PROBLEM DESCRIPTION ▸ Scan the lines below for the word "orders". Copy each line you find it in.

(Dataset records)
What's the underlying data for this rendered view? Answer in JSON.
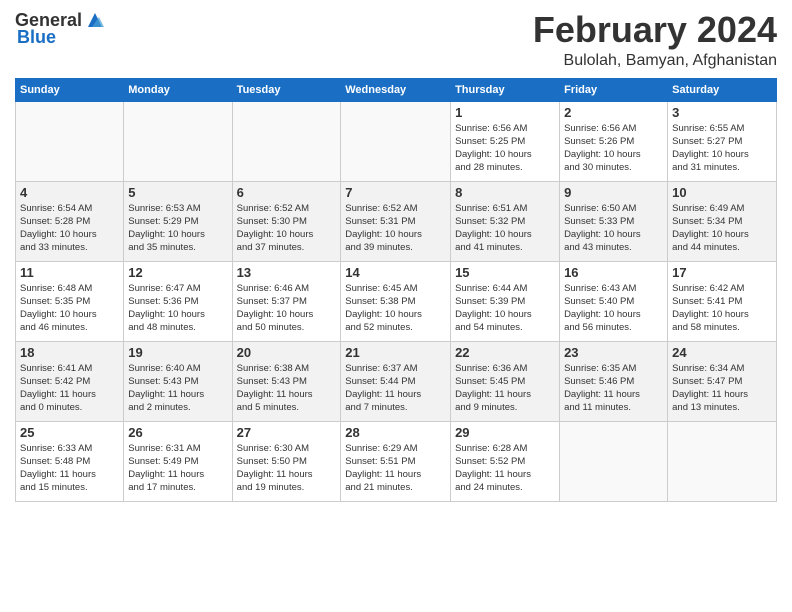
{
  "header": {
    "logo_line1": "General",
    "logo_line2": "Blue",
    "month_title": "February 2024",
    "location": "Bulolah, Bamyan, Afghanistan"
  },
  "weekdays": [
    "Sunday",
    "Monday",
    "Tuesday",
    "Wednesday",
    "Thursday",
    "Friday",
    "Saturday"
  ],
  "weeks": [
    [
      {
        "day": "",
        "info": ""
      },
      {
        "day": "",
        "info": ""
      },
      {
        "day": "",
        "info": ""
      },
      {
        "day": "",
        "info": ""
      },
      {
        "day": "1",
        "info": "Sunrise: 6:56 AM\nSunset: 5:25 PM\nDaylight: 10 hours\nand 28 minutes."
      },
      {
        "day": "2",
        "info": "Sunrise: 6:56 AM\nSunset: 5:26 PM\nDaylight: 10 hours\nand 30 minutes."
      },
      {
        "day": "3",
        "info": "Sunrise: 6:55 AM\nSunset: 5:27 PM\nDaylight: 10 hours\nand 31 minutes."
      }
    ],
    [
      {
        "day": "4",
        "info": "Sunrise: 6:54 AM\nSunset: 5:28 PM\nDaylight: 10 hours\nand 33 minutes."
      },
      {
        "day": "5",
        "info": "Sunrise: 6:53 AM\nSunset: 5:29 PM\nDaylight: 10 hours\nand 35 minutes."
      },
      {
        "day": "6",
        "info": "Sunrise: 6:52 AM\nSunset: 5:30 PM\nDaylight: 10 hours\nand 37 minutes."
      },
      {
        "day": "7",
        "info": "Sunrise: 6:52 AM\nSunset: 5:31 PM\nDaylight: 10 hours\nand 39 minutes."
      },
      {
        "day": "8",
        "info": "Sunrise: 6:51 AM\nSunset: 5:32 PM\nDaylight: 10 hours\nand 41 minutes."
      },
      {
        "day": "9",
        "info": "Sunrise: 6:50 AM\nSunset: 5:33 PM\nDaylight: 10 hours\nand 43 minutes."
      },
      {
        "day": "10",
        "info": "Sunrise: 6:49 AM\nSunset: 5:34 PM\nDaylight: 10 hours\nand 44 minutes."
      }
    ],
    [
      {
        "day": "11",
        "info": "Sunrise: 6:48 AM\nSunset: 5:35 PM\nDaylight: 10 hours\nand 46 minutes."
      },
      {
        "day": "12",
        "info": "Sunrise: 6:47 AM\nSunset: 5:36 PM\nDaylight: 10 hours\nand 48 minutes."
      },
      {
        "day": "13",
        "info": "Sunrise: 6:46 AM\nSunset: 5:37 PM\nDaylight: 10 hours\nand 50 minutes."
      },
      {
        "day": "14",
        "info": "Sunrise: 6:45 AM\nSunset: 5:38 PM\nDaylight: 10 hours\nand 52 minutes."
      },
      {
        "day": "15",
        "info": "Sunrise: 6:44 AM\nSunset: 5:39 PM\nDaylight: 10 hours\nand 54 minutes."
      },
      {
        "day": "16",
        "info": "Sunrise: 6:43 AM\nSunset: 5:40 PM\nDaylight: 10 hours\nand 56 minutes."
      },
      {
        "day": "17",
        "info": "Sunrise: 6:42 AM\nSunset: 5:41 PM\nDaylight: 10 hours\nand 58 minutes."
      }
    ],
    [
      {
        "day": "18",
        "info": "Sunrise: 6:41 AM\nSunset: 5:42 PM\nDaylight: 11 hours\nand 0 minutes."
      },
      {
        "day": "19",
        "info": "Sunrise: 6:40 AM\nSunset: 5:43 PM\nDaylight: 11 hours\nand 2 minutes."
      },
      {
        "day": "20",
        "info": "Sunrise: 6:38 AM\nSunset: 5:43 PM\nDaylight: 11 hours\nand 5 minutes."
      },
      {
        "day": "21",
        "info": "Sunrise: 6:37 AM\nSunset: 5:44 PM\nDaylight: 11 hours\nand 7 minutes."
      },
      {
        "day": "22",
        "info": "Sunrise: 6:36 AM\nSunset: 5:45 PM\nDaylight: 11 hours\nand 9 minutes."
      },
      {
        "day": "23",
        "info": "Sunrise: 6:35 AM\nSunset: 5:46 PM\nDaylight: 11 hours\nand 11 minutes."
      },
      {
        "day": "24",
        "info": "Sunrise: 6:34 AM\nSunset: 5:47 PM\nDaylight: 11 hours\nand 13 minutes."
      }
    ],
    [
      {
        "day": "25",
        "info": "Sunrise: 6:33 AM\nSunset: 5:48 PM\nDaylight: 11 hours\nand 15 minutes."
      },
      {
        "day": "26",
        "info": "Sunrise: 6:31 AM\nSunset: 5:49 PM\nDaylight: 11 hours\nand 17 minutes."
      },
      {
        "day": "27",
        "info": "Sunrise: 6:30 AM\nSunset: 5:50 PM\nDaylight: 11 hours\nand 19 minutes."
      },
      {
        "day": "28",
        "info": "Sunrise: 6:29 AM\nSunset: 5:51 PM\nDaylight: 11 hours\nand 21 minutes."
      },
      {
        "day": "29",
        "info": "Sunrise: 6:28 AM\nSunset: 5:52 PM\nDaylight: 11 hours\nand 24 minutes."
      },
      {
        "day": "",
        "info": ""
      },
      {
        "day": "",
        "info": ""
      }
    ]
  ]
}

==

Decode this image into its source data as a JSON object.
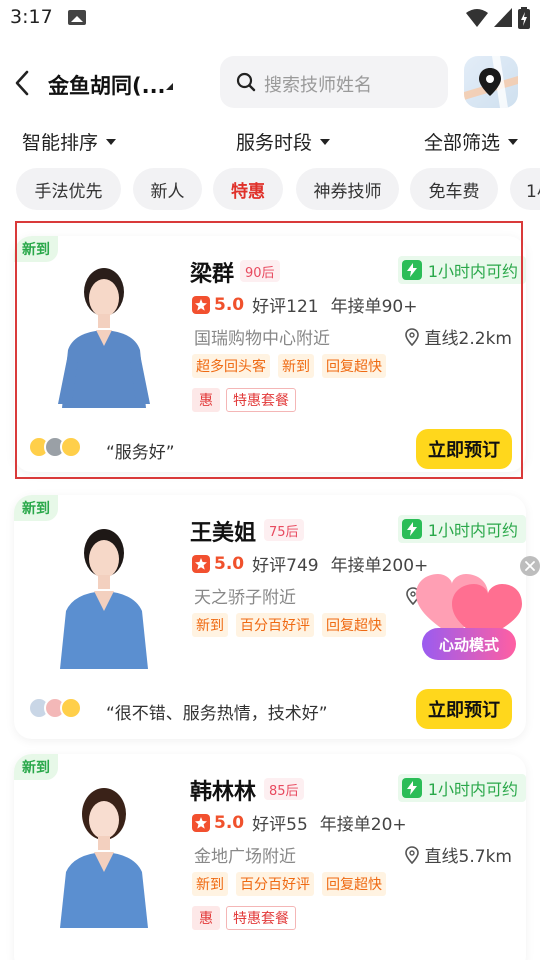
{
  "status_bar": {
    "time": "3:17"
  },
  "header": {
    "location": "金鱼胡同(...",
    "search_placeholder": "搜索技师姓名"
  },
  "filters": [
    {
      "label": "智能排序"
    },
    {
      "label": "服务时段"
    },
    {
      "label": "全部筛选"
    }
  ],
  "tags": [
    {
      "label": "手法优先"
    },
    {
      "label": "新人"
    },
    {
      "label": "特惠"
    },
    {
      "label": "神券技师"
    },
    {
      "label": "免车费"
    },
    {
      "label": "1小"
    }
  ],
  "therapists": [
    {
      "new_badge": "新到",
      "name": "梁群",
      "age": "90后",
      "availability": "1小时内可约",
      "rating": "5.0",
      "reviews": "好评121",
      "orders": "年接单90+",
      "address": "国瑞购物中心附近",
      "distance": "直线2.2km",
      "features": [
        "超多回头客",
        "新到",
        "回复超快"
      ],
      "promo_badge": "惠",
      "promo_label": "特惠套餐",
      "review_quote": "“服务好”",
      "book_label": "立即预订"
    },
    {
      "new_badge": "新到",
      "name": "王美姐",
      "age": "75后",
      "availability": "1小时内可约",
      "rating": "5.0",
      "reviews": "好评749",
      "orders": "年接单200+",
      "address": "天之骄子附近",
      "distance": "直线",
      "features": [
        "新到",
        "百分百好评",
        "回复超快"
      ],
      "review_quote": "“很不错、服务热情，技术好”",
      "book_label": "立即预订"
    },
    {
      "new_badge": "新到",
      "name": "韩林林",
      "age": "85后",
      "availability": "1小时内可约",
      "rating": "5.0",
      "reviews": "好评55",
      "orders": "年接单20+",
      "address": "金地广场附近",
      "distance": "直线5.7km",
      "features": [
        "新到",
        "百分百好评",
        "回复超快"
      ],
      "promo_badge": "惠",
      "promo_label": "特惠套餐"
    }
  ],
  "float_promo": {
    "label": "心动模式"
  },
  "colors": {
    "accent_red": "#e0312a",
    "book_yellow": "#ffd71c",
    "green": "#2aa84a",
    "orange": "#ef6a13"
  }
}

EXERCISE SOLUTION ▸
      "orders": "年接单90+",
      "orders": "年接单200+",
      "orders": "年接单20+",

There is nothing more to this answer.